_Instruction_. How many lines of the material contain the string "screen"? Case counts, and reply with the number alone.
----
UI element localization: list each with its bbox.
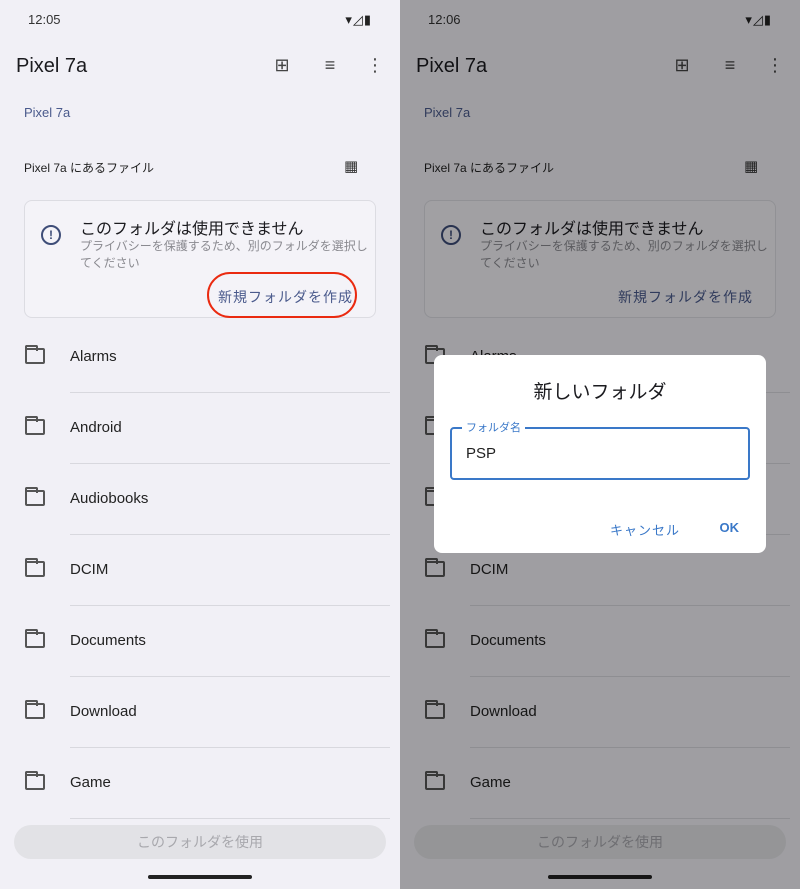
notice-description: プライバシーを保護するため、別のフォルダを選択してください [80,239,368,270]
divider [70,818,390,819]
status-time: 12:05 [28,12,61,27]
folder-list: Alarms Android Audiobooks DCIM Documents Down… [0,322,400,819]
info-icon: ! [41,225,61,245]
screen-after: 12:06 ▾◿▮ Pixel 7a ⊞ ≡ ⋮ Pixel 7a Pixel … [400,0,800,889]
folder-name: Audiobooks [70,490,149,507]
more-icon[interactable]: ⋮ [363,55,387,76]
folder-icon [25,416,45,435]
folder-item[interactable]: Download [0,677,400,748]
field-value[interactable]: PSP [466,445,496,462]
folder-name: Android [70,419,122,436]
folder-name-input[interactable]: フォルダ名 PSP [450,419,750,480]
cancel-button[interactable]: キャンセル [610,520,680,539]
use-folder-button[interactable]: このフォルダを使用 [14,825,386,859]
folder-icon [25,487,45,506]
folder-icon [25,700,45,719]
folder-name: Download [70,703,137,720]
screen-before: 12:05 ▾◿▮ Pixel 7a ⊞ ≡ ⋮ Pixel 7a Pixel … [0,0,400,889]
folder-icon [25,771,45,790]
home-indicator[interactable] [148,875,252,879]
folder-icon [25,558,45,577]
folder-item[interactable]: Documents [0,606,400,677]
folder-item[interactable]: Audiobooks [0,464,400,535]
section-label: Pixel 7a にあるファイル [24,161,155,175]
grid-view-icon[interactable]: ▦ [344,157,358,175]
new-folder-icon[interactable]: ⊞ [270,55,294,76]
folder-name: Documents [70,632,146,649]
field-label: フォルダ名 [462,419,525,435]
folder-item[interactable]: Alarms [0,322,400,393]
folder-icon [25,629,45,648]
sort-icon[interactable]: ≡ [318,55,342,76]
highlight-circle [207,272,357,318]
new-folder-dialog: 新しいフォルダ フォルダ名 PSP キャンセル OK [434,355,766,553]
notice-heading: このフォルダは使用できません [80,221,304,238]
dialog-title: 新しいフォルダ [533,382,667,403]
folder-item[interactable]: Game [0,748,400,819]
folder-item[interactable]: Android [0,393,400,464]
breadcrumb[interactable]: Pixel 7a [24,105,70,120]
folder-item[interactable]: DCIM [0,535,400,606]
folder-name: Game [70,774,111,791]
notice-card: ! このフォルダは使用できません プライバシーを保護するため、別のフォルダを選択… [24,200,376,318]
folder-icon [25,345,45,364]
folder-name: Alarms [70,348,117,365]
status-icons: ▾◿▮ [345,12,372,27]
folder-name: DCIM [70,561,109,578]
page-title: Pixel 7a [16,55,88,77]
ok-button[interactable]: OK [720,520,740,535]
----
_Expected answer_. 2